<<<<

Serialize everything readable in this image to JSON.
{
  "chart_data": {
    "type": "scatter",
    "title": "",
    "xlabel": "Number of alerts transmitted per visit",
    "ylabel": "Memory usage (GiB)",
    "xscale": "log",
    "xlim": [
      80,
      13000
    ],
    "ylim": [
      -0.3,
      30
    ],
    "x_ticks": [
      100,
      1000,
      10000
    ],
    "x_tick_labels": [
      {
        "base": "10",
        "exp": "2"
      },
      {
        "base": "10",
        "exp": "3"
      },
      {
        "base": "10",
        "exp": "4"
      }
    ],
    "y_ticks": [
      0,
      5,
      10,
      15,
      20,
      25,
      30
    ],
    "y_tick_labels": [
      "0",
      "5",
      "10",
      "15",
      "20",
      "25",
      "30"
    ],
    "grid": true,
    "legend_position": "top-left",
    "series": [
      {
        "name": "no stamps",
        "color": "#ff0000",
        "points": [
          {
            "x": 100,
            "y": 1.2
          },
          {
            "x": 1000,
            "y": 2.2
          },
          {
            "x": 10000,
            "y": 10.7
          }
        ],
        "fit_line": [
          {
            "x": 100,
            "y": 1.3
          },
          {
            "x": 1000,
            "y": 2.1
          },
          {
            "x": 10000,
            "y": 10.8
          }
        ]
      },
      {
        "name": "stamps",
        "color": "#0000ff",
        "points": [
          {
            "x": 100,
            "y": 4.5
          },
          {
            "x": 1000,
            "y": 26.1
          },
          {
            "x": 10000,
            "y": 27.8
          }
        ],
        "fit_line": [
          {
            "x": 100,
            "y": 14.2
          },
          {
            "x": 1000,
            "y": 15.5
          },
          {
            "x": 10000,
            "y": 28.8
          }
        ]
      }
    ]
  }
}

>>>>

Exercise brief: Emit the full listing verbatim.

Solution to the exercise:
Serialize everything readable in this image to JSON.
{
  "chart_data": {
    "type": "scatter",
    "title": "",
    "xlabel": "Number of alerts transmitted per visit",
    "ylabel": "Memory usage (GiB)",
    "xscale": "log",
    "xlim": [
      80,
      13000
    ],
    "ylim": [
      -0.3,
      30
    ],
    "x_ticks": [
      100,
      1000,
      10000
    ],
    "x_tick_labels": [
      {
        "base": "10",
        "exp": "2"
      },
      {
        "base": "10",
        "exp": "3"
      },
      {
        "base": "10",
        "exp": "4"
      }
    ],
    "y_ticks": [
      0,
      5,
      10,
      15,
      20,
      25,
      30
    ],
    "y_tick_labels": [
      "0",
      "5",
      "10",
      "15",
      "20",
      "25",
      "30"
    ],
    "grid": true,
    "legend_position": "top-left",
    "series": [
      {
        "name": "no stamps",
        "color": "#ff0000",
        "points": [
          {
            "x": 100,
            "y": 1.2
          },
          {
            "x": 1000,
            "y": 2.2
          },
          {
            "x": 10000,
            "y": 10.7
          }
        ],
        "fit_line": [
          {
            "x": 100,
            "y": 1.3
          },
          {
            "x": 1000,
            "y": 2.1
          },
          {
            "x": 10000,
            "y": 10.8
          }
        ]
      },
      {
        "name": "stamps",
        "color": "#0000ff",
        "points": [
          {
            "x": 100,
            "y": 4.5
          },
          {
            "x": 1000,
            "y": 26.1
          },
          {
            "x": 10000,
            "y": 27.8
          }
        ],
        "fit_line": [
          {
            "x": 100,
            "y": 14.2
          },
          {
            "x": 1000,
            "y": 15.5
          },
          {
            "x": 10000,
            "y": 28.8
          }
        ]
      }
    ]
  }
}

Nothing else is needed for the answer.